---------- RECORDS FOR THIS TASK
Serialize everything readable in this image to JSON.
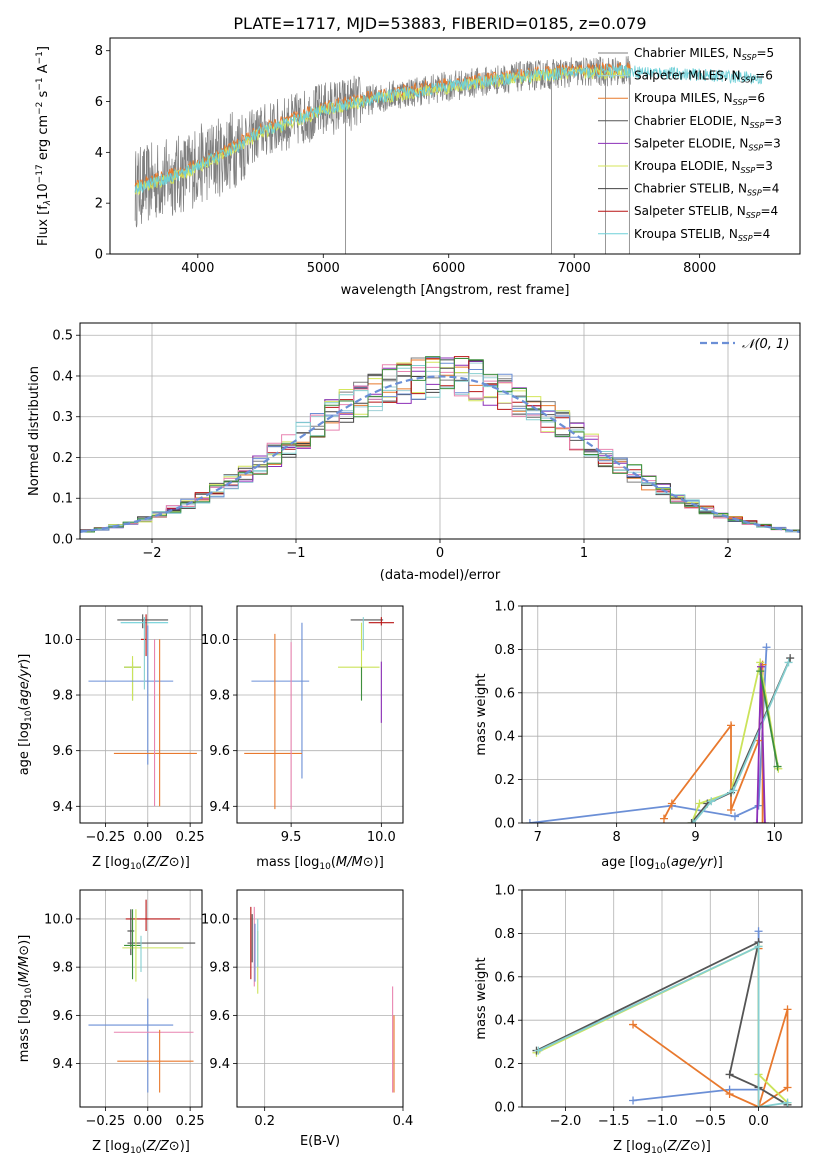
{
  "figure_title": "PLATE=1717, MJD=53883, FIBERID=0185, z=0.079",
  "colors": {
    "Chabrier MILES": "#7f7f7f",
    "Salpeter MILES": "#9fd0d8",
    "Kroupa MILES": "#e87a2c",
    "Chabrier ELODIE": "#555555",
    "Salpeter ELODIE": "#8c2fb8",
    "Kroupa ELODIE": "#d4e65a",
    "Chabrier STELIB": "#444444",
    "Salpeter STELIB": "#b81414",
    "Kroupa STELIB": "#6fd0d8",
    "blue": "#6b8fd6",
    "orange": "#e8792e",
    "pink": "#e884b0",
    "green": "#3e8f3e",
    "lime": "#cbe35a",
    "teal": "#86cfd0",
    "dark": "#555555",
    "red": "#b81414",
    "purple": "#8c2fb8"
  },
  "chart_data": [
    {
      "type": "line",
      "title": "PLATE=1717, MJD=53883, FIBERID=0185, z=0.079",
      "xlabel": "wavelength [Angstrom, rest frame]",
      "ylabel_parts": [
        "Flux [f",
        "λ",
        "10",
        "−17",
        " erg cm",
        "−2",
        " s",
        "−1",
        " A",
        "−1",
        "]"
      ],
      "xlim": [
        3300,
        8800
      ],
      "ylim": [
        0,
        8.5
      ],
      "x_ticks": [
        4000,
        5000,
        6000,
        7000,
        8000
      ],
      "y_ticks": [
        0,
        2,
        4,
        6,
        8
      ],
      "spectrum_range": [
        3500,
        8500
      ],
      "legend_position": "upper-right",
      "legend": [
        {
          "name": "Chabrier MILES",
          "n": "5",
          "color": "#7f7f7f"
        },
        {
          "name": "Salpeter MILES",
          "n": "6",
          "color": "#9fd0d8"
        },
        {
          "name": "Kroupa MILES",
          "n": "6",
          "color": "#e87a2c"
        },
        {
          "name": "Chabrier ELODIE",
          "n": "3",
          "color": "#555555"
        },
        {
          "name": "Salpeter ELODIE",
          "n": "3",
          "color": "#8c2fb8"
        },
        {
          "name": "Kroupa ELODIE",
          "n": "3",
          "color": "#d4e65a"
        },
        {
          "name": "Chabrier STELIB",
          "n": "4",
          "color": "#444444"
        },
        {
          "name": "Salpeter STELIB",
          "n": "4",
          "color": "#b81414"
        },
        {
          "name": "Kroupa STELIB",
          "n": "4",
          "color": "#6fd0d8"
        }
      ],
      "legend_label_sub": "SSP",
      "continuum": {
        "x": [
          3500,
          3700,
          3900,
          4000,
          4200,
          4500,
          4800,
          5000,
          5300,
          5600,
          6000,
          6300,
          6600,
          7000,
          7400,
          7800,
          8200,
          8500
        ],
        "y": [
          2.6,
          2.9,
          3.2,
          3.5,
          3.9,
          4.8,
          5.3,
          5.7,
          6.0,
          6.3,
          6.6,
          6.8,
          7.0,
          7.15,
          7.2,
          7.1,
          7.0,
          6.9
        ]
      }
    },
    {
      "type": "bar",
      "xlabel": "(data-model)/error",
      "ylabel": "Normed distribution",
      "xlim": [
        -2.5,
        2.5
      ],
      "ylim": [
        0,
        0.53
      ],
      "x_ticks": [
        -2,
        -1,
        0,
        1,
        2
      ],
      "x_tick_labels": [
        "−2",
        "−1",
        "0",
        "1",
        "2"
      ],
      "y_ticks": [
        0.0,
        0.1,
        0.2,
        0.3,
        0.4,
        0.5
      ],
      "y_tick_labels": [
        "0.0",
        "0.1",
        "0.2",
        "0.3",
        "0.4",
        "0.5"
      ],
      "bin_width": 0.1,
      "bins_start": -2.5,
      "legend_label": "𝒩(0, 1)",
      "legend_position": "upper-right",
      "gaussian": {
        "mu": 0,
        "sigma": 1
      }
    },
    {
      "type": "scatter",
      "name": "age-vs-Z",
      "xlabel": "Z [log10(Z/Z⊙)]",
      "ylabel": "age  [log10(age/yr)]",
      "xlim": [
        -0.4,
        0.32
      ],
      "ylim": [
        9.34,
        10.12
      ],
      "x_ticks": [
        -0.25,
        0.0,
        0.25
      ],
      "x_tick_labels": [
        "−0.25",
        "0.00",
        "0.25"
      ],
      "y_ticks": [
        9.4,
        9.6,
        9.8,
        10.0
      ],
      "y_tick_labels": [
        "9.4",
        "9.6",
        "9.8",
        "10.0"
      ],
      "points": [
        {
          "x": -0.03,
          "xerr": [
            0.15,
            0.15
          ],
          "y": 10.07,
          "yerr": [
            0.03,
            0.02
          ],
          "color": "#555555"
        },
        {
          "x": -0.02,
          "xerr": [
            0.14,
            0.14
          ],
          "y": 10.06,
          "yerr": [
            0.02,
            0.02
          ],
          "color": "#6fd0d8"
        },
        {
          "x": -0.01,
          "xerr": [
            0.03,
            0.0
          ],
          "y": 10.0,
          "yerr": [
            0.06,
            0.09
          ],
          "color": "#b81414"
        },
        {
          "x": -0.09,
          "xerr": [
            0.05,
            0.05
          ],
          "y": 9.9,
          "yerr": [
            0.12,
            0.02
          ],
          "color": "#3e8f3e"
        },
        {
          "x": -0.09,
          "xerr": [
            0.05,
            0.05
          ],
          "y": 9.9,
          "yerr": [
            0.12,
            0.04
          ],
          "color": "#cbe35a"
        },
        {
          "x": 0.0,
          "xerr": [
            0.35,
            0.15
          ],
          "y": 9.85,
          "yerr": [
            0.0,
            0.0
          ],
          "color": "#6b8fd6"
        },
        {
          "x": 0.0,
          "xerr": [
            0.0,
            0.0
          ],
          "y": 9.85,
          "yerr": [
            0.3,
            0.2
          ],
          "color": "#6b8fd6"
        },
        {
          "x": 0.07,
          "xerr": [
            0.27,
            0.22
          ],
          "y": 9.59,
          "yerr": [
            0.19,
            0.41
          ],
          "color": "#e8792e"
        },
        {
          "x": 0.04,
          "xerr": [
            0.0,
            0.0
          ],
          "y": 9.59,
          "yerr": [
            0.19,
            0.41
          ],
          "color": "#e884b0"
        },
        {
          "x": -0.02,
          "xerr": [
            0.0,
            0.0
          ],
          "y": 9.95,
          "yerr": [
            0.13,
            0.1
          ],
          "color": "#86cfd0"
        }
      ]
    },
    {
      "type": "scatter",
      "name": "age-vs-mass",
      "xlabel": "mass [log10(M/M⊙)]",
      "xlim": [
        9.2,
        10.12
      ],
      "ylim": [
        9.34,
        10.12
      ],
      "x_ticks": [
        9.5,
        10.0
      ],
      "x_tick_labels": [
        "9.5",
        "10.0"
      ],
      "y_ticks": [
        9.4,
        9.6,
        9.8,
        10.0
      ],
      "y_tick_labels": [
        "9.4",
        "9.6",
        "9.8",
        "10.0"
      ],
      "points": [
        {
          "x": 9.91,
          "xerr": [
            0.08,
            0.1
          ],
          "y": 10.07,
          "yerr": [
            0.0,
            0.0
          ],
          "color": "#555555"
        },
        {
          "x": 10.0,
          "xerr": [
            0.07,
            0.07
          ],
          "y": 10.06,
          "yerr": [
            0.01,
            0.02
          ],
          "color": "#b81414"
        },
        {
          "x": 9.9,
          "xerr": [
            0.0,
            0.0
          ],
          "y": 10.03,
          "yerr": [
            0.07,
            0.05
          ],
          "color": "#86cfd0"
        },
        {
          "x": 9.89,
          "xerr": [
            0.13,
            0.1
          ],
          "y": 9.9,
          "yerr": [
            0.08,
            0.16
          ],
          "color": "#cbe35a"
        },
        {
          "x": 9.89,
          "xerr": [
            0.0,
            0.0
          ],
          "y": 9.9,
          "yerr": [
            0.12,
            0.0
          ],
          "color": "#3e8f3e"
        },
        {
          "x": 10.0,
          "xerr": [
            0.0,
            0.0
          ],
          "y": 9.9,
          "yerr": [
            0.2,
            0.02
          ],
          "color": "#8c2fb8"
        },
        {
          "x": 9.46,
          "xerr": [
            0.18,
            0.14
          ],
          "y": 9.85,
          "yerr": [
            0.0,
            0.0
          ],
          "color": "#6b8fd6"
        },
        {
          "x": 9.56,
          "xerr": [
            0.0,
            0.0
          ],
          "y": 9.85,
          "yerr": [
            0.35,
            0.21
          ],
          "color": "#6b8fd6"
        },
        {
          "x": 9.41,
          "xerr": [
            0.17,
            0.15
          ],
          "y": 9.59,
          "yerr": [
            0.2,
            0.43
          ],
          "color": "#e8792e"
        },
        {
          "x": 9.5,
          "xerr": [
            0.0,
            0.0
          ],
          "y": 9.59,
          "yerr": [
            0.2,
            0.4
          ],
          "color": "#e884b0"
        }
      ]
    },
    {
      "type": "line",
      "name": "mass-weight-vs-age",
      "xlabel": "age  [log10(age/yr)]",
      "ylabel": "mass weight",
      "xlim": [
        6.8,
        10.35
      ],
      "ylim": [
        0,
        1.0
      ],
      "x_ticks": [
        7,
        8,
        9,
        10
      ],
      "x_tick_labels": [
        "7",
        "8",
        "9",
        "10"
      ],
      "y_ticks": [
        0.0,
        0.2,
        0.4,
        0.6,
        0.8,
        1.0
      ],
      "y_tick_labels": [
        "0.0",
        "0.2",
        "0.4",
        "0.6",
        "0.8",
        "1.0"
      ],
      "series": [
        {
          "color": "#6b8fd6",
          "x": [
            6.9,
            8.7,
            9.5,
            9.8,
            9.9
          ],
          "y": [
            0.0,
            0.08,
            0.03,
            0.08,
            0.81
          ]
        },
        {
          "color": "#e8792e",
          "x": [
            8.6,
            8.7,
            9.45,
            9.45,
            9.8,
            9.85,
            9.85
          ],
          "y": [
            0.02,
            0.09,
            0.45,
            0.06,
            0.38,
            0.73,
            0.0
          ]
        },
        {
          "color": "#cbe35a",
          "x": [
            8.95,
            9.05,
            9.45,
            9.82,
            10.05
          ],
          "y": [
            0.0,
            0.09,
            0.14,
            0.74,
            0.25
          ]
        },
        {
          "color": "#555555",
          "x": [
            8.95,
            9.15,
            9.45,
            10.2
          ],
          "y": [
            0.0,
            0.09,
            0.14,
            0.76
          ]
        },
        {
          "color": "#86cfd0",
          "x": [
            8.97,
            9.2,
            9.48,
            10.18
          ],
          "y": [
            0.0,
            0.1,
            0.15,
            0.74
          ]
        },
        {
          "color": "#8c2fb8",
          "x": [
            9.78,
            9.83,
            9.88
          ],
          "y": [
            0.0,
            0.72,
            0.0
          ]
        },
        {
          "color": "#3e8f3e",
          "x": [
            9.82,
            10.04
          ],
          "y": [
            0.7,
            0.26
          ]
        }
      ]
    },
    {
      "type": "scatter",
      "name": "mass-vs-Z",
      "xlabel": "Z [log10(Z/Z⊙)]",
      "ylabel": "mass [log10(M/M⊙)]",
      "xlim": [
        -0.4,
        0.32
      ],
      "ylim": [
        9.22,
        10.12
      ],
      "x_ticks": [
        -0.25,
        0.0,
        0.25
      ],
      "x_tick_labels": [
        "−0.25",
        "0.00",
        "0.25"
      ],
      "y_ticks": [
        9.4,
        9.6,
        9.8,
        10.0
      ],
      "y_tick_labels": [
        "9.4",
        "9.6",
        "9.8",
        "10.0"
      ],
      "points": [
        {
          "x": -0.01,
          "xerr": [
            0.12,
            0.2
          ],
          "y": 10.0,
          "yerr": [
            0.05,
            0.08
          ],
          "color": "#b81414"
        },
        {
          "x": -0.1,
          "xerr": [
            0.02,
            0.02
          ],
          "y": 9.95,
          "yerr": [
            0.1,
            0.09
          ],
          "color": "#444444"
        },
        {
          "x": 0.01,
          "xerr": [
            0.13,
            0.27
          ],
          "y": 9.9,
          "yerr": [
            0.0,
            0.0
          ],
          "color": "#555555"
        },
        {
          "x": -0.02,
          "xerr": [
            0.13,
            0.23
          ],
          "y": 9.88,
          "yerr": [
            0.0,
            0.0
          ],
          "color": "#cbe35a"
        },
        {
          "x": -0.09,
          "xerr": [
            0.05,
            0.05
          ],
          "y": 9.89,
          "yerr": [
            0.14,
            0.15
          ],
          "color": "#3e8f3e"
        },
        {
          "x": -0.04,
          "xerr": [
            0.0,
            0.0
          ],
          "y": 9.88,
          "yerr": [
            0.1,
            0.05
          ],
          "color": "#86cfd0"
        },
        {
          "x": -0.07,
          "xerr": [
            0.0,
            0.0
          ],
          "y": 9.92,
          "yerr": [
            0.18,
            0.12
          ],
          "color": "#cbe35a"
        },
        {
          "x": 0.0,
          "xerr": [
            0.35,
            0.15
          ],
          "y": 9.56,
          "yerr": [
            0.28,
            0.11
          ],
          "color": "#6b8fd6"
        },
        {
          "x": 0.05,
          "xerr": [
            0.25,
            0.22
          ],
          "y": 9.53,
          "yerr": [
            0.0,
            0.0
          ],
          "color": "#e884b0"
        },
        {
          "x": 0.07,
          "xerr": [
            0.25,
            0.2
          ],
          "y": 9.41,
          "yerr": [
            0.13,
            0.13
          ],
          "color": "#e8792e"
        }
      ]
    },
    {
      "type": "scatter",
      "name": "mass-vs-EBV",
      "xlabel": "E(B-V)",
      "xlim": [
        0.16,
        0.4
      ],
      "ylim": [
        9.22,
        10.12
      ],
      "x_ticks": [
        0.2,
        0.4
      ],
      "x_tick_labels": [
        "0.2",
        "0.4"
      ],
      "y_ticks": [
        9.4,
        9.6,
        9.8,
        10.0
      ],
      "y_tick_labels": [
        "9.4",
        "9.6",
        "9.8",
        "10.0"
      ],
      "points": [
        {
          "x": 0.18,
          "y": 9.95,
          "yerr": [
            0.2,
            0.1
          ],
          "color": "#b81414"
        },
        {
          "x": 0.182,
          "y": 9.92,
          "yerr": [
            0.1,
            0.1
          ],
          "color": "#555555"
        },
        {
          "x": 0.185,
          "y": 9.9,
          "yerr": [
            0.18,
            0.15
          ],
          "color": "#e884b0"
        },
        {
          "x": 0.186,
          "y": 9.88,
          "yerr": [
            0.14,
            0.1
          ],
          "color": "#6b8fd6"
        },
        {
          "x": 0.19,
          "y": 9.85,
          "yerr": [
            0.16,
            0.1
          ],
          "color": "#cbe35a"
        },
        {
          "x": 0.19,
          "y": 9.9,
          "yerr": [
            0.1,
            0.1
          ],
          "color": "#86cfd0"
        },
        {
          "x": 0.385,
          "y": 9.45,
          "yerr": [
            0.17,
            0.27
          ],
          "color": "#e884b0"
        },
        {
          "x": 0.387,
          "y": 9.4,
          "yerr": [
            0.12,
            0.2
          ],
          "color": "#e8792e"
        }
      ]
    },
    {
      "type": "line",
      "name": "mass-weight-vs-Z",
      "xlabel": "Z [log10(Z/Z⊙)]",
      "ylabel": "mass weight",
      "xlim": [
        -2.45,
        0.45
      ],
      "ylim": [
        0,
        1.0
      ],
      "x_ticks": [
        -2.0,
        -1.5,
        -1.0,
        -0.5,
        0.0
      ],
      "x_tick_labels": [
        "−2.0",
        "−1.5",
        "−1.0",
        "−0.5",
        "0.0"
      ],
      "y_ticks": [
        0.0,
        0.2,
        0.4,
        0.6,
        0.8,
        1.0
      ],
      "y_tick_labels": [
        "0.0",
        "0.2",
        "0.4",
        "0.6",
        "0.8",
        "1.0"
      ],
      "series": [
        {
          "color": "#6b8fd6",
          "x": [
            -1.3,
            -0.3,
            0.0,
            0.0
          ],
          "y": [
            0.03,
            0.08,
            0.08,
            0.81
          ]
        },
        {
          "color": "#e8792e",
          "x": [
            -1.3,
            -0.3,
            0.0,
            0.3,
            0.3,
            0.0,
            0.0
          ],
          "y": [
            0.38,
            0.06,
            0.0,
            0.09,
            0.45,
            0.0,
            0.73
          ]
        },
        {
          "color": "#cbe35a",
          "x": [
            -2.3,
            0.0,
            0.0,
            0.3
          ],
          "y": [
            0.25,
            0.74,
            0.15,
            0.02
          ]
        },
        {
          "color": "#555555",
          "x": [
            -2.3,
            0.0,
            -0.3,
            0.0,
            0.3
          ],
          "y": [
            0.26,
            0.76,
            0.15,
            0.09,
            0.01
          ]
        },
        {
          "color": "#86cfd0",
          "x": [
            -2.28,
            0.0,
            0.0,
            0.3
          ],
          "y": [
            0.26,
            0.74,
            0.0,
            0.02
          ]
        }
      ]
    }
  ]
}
--------------------
# WHAT YOU SHOULD DO
Using the listing above, show every line that includes the string "MILES".

# THE COMPLETED TASK
    "Chabrier MILES": "#7f7f7f",
    "Salpeter MILES": "#9fd0d8",
    "Kroupa MILES": "#e87a2c",
          "name": "Chabrier MILES",
          "name": "Salpeter MILES",
          "name": "Kroupa MILES",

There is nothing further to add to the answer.